Written problem.
Do not include the pictures; repeat the rest of the data exactly.

Supplied data.
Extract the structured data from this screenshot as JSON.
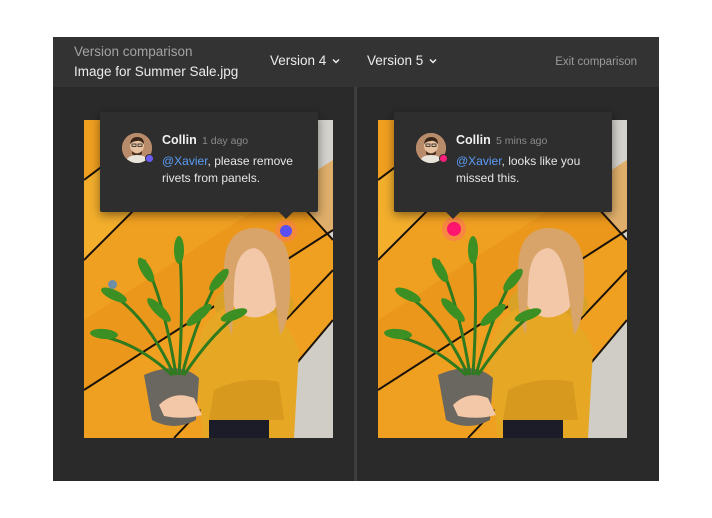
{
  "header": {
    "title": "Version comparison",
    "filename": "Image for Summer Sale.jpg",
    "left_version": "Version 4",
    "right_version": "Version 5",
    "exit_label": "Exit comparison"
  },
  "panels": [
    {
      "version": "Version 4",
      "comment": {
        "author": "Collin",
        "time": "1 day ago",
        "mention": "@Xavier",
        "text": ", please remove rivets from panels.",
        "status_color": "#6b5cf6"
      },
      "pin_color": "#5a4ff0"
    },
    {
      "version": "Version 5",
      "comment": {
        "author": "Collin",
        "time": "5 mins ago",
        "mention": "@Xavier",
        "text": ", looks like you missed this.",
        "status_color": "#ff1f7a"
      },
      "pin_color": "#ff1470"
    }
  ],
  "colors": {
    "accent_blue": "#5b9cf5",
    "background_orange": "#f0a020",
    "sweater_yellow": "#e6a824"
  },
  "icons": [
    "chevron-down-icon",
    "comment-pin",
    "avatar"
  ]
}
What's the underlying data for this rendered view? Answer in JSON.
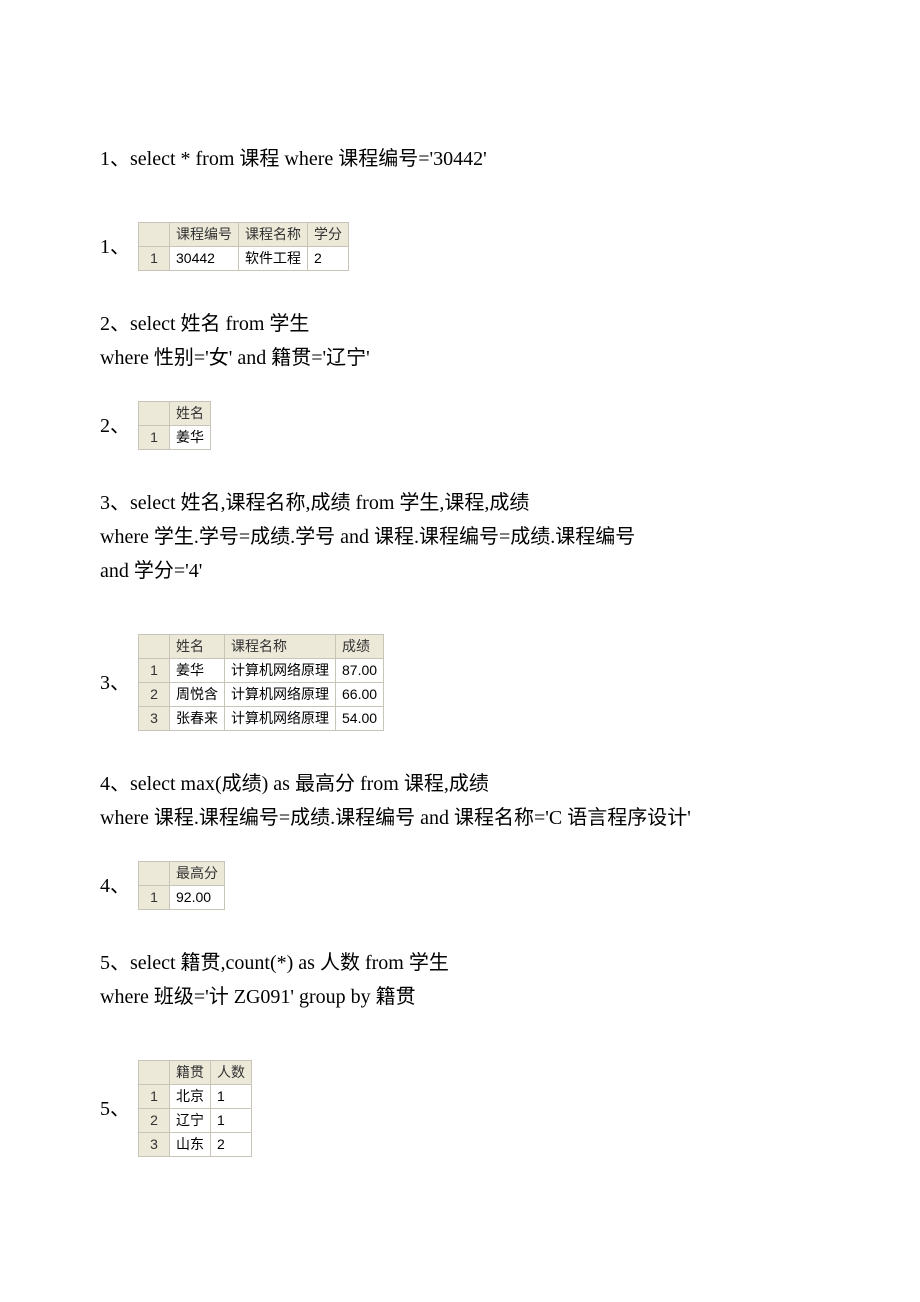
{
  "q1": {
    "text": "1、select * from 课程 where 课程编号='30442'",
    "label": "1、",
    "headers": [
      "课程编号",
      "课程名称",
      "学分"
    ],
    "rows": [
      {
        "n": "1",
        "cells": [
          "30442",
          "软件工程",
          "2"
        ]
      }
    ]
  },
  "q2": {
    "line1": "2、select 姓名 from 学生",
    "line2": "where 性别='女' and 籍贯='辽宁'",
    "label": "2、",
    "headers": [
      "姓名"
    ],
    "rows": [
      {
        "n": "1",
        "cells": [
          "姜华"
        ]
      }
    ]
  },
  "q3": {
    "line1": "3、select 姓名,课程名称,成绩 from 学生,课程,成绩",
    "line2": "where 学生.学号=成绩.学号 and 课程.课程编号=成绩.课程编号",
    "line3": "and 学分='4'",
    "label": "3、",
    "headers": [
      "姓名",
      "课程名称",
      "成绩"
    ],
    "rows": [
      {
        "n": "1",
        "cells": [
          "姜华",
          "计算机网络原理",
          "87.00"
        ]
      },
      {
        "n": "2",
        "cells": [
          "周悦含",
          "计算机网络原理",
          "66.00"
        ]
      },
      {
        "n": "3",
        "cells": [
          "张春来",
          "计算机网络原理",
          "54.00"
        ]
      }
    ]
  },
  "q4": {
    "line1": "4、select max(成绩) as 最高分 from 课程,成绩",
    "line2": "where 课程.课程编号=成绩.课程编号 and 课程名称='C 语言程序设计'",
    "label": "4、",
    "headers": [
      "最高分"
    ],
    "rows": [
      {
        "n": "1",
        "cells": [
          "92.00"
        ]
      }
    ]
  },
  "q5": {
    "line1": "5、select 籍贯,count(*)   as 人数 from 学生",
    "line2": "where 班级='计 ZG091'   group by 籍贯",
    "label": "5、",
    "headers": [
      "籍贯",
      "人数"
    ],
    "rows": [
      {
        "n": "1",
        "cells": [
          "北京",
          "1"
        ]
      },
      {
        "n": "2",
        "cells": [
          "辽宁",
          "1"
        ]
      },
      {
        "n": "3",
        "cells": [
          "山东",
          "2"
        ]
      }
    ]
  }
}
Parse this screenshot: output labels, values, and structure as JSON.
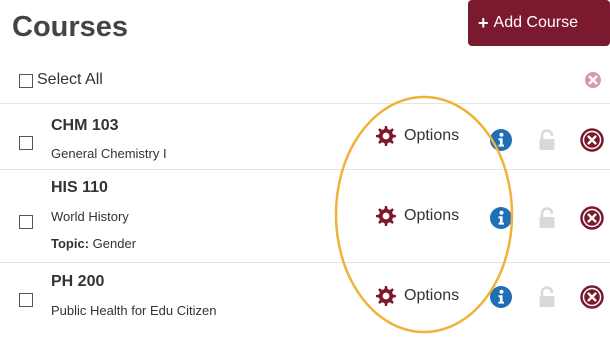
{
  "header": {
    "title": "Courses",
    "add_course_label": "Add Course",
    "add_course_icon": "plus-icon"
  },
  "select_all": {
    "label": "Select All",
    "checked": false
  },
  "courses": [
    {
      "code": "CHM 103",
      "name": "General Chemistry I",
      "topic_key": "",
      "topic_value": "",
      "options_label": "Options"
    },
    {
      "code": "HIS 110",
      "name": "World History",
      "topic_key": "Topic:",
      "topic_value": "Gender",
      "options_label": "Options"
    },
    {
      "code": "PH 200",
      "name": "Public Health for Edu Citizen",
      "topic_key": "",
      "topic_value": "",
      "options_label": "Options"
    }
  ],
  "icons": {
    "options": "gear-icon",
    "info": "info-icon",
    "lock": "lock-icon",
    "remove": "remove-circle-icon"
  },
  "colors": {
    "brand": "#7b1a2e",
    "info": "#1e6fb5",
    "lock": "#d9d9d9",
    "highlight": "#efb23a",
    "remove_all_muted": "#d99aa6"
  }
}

Response to the exercise.
Extract the structured data from this screenshot as JSON.
{
  "header": {
    "title": "Version comparison",
    "filename": "Image for Summer Sale.jpg",
    "left_version": "Version 4",
    "right_version": "Version 5",
    "exit_label": "Exit comparison"
  },
  "panels": [
    {
      "version": "Version 4",
      "comment": {
        "author": "Collin",
        "time": "1 day ago",
        "mention": "@Xavier",
        "text": ", please remove rivets from panels.",
        "status_color": "#6b5cf6"
      },
      "pin_color": "#5a4ff0"
    },
    {
      "version": "Version 5",
      "comment": {
        "author": "Collin",
        "time": "5 mins ago",
        "mention": "@Xavier",
        "text": ", looks like you missed this.",
        "status_color": "#ff1f7a"
      },
      "pin_color": "#ff1470"
    }
  ],
  "colors": {
    "accent_blue": "#5b9cf5",
    "background_orange": "#f0a020",
    "sweater_yellow": "#e6a824"
  },
  "icons": [
    "chevron-down-icon",
    "comment-pin",
    "avatar"
  ]
}
What's the underlying data for this rendered view? Answer in JSON.
{
  "q1": {
    "text": "1、select * from 课程 where 课程编号='30442'",
    "label": "1、",
    "headers": [
      "课程编号",
      "课程名称",
      "学分"
    ],
    "rows": [
      {
        "n": "1",
        "cells": [
          "30442",
          "软件工程",
          "2"
        ]
      }
    ]
  },
  "q2": {
    "line1": "2、select 姓名 from 学生",
    "line2": "where 性别='女' and 籍贯='辽宁'",
    "label": "2、",
    "headers": [
      "姓名"
    ],
    "rows": [
      {
        "n": "1",
        "cells": [
          "姜华"
        ]
      }
    ]
  },
  "q3": {
    "line1": "3、select 姓名,课程名称,成绩 from 学生,课程,成绩",
    "line2": "where 学生.学号=成绩.学号 and 课程.课程编号=成绩.课程编号",
    "line3": "and 学分='4'",
    "label": "3、",
    "headers": [
      "姓名",
      "课程名称",
      "成绩"
    ],
    "rows": [
      {
        "n": "1",
        "cells": [
          "姜华",
          "计算机网络原理",
          "87.00"
        ]
      },
      {
        "n": "2",
        "cells": [
          "周悦含",
          "计算机网络原理",
          "66.00"
        ]
      },
      {
        "n": "3",
        "cells": [
          "张春来",
          "计算机网络原理",
          "54.00"
        ]
      }
    ]
  },
  "q4": {
    "line1": "4、select max(成绩) as 最高分 from 课程,成绩",
    "line2": "where 课程.课程编号=成绩.课程编号 and 课程名称='C 语言程序设计'",
    "label": "4、",
    "headers": [
      "最高分"
    ],
    "rows": [
      {
        "n": "1",
        "cells": [
          "92.00"
        ]
      }
    ]
  },
  "q5": {
    "line1": "5、select 籍贯,count(*)   as 人数 from 学生",
    "line2": "where 班级='计 ZG091'   group by 籍贯",
    "label": "5、",
    "headers": [
      "籍贯",
      "人数"
    ],
    "rows": [
      {
        "n": "1",
        "cells": [
          "北京",
          "1"
        ]
      },
      {
        "n": "2",
        "cells": [
          "辽宁",
          "1"
        ]
      },
      {
        "n": "3",
        "cells": [
          "山东",
          "2"
        ]
      }
    ]
  }
}
Parse this screenshot: output labels, values, and structure as JSON.
{
  "header": {
    "title": "Courses",
    "add_course_label": "Add Course",
    "add_course_icon": "plus-icon"
  },
  "select_all": {
    "label": "Select All",
    "checked": false
  },
  "courses": [
    {
      "code": "CHM 103",
      "name": "General Chemistry I",
      "topic_key": "",
      "topic_value": "",
      "options_label": "Options"
    },
    {
      "code": "HIS 110",
      "name": "World History",
      "topic_key": "Topic:",
      "topic_value": "Gender",
      "options_label": "Options"
    },
    {
      "code": "PH 200",
      "name": "Public Health for Edu Citizen",
      "topic_key": "",
      "topic_value": "",
      "options_label": "Options"
    }
  ],
  "icons": {
    "options": "gear-icon",
    "info": "info-icon",
    "lock": "lock-icon",
    "remove": "remove-circle-icon"
  },
  "colors": {
    "brand": "#7b1a2e",
    "info": "#1e6fb5",
    "lock": "#d9d9d9",
    "highlight": "#efb23a",
    "remove_all_muted": "#d99aa6"
  }
}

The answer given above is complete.